§ Set exercise
Check each line of the records below and collect those holding "misdrijf".

§ Given data
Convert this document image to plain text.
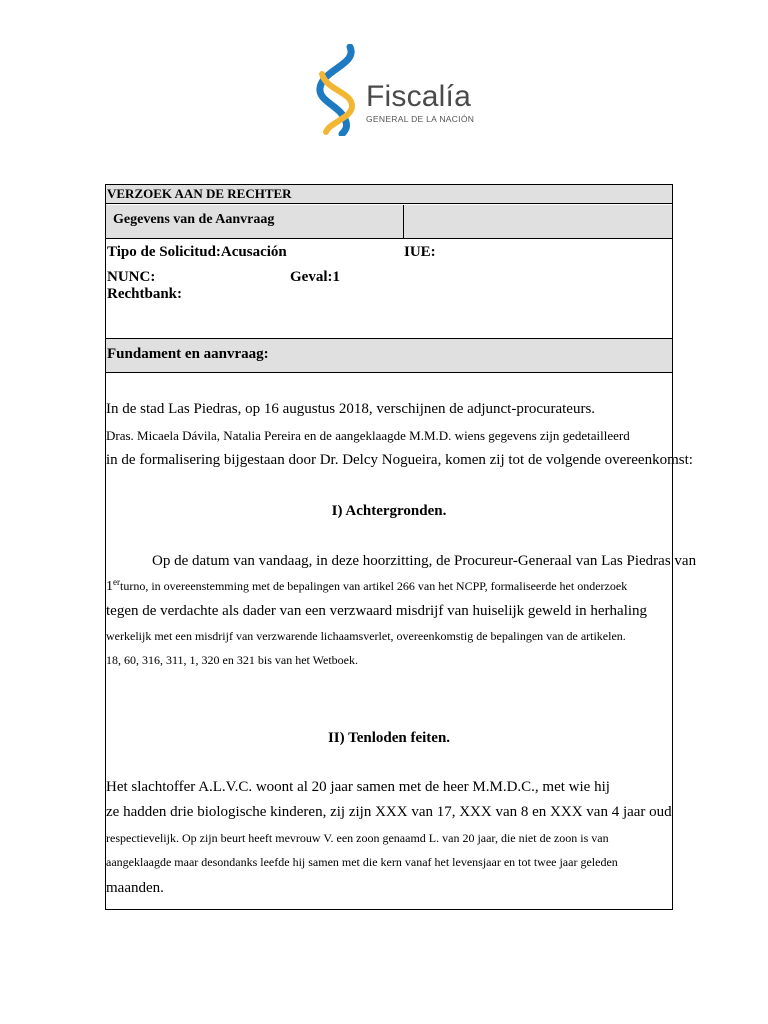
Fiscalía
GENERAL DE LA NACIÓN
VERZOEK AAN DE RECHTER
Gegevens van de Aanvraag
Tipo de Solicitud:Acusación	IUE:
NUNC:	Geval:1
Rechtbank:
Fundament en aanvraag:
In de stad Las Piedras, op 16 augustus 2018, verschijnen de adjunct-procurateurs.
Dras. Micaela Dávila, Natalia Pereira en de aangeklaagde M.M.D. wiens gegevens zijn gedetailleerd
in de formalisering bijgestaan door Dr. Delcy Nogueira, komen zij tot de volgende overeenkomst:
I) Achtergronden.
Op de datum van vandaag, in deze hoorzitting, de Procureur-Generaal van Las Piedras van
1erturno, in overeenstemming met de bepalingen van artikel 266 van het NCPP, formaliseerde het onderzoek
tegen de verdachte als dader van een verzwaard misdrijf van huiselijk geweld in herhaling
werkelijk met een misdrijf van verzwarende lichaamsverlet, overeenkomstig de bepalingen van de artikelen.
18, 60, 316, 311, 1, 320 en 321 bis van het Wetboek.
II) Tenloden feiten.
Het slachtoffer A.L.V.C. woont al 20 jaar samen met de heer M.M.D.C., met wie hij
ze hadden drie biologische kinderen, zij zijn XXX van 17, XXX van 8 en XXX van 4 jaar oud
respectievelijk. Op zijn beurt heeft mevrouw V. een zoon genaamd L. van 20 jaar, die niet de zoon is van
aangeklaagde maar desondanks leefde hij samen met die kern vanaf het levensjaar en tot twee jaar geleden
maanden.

§ Output of the exercise
tegen de verdachte als dader van een verzwaard misdrijf van huiselijk geweld in herhaling
werkelijk met een misdrijf van verzwarende lichaamsverlet, overeenkomstig de bepalingen van de artikelen.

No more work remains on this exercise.